**TASK STATEMENT**
From the line containing "Serialize everything readable" down to the last line, set down each line exactly as it is, and nothing more. Leave the pictures out.

**EXERCISE INPUT**
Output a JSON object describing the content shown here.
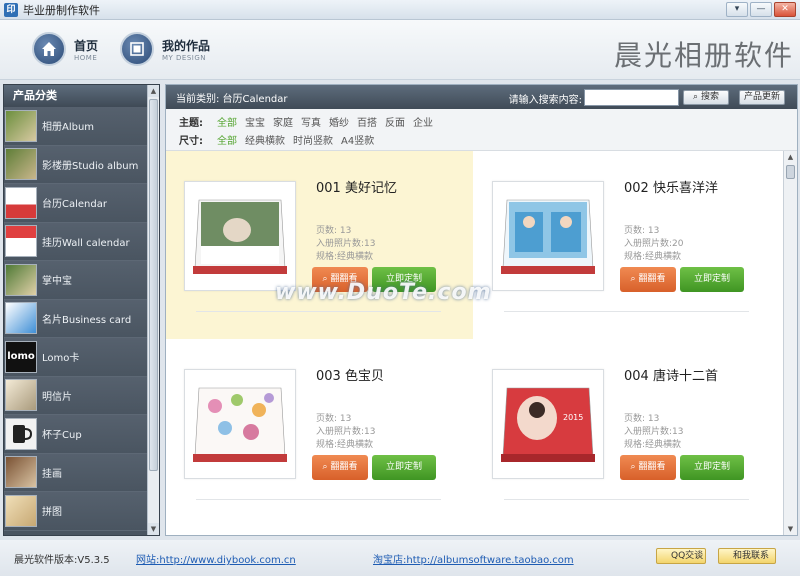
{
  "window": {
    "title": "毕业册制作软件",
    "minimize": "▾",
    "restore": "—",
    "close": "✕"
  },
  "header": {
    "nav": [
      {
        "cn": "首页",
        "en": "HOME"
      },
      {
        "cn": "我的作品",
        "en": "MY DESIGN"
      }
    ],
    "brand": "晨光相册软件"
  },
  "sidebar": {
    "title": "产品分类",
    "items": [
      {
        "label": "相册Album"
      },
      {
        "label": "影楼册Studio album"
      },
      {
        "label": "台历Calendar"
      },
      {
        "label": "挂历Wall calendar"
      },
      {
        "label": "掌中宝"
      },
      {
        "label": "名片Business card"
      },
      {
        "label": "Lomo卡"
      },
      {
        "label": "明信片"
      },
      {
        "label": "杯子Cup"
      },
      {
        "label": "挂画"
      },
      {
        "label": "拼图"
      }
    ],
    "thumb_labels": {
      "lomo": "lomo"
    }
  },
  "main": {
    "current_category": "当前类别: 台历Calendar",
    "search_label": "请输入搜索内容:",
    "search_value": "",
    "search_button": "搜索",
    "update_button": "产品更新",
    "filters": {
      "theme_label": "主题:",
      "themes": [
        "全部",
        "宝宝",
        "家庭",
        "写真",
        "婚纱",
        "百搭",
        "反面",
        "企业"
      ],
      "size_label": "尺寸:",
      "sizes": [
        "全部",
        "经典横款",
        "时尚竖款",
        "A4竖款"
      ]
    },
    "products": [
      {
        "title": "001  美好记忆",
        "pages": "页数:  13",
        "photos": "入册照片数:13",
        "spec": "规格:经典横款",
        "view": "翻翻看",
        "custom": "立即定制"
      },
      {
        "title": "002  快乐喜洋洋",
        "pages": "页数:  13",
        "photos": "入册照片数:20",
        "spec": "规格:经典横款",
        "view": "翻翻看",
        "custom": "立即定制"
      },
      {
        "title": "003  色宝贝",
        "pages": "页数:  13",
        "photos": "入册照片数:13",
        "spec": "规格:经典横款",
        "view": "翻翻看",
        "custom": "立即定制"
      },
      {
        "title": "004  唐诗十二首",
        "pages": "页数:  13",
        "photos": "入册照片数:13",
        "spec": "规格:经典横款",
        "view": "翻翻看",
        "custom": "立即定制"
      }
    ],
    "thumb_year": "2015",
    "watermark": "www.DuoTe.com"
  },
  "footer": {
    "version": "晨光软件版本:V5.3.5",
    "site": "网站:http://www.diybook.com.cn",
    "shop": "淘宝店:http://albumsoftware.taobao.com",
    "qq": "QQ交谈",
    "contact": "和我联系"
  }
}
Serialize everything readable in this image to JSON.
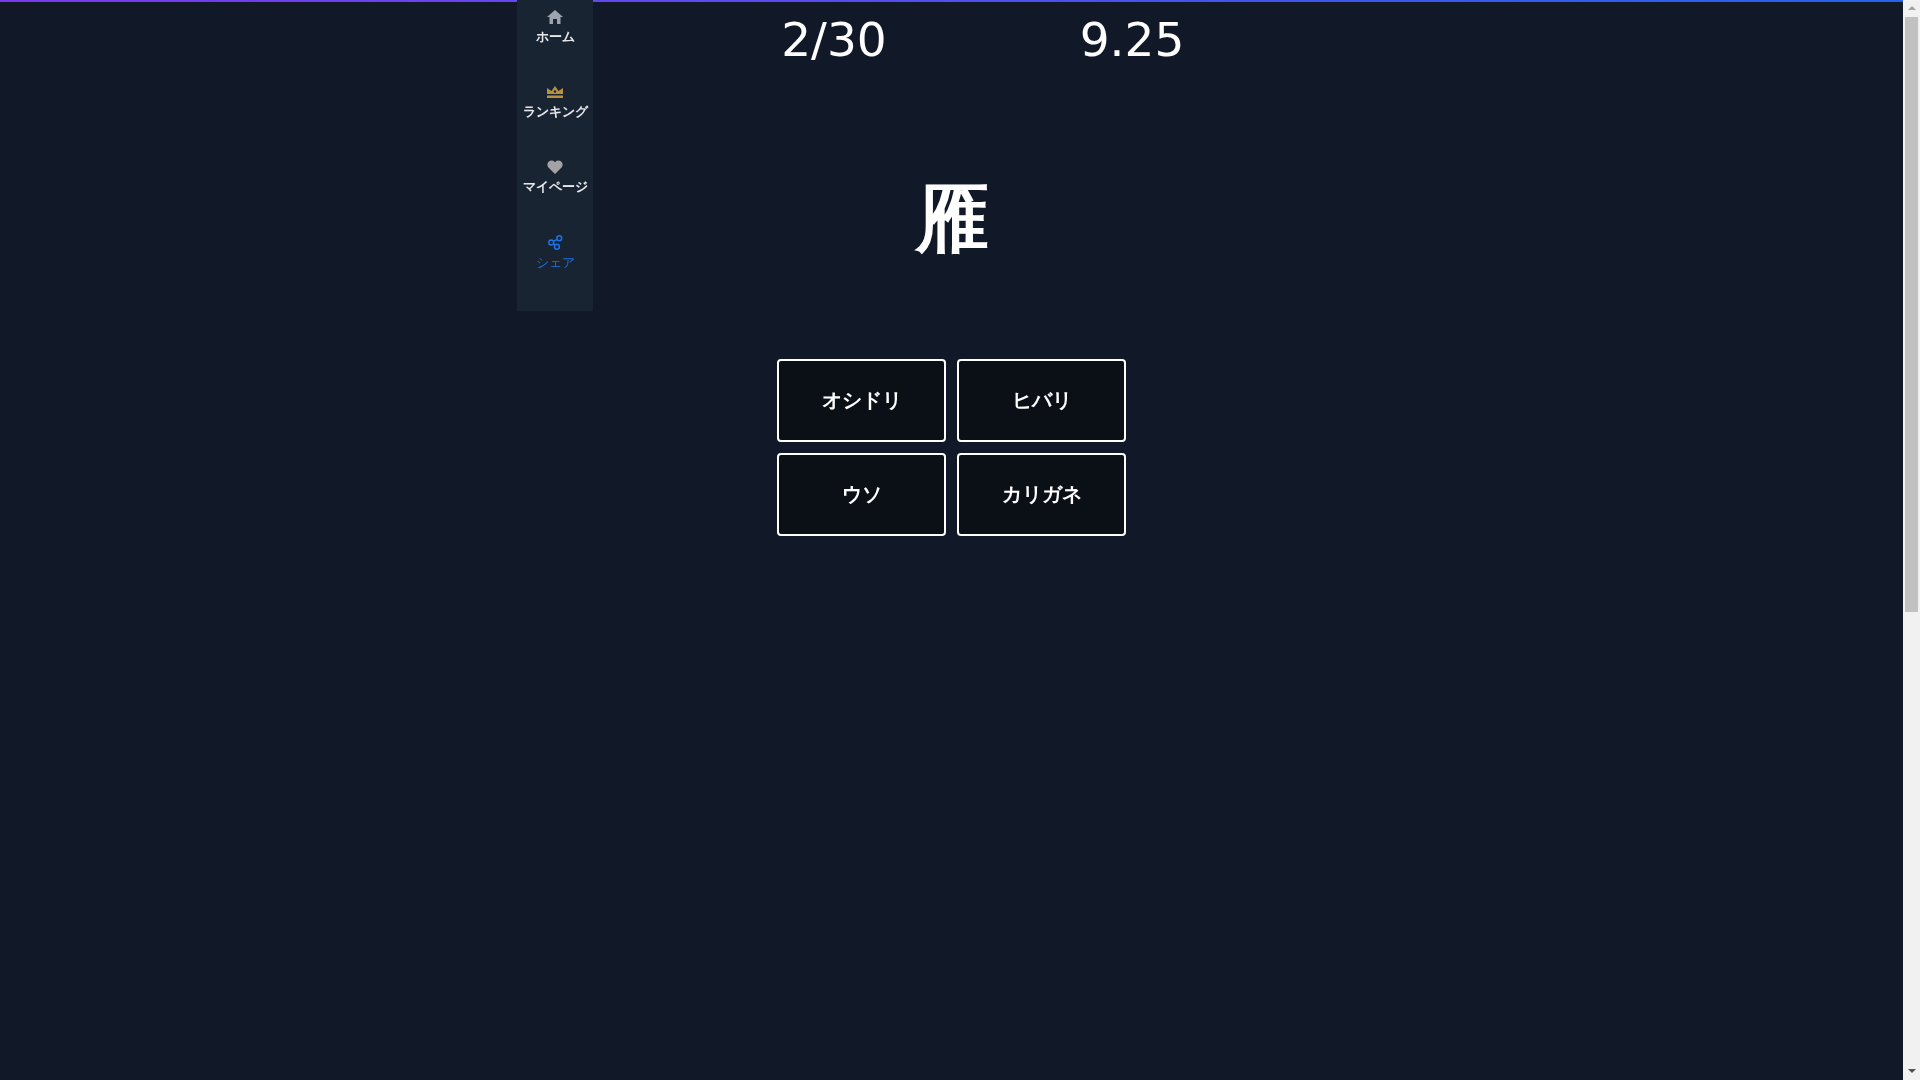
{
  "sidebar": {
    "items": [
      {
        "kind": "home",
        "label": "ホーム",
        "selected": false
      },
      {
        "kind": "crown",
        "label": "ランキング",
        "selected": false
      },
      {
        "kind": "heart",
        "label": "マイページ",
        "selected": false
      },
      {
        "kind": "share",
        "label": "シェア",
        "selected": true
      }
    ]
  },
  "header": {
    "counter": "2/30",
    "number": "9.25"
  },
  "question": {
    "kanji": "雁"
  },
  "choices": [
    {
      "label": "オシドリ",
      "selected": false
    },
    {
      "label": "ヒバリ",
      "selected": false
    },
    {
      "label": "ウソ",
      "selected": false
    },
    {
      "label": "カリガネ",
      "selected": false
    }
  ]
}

**WRITTEN RESPONSE**
Serialize everything readable in this image to JSON.
{
  "sidebar": {
    "items": [
      {
        "kind": "home",
        "label": "ホーム",
        "selected": false
      },
      {
        "kind": "crown",
        "label": "ランキング",
        "selected": false
      },
      {
        "kind": "heart",
        "label": "マイページ",
        "selected": false
      },
      {
        "kind": "share",
        "label": "シェア",
        "selected": true
      }
    ]
  },
  "header": {
    "counter": "2/30",
    "number": "9.25"
  },
  "question": {
    "kanji": "雁"
  },
  "choices": [
    {
      "label": "オシドリ",
      "selected": false
    },
    {
      "label": "ヒバリ",
      "selected": false
    },
    {
      "label": "ウソ",
      "selected": false
    },
    {
      "label": "カリガネ",
      "selected": false
    }
  ]
}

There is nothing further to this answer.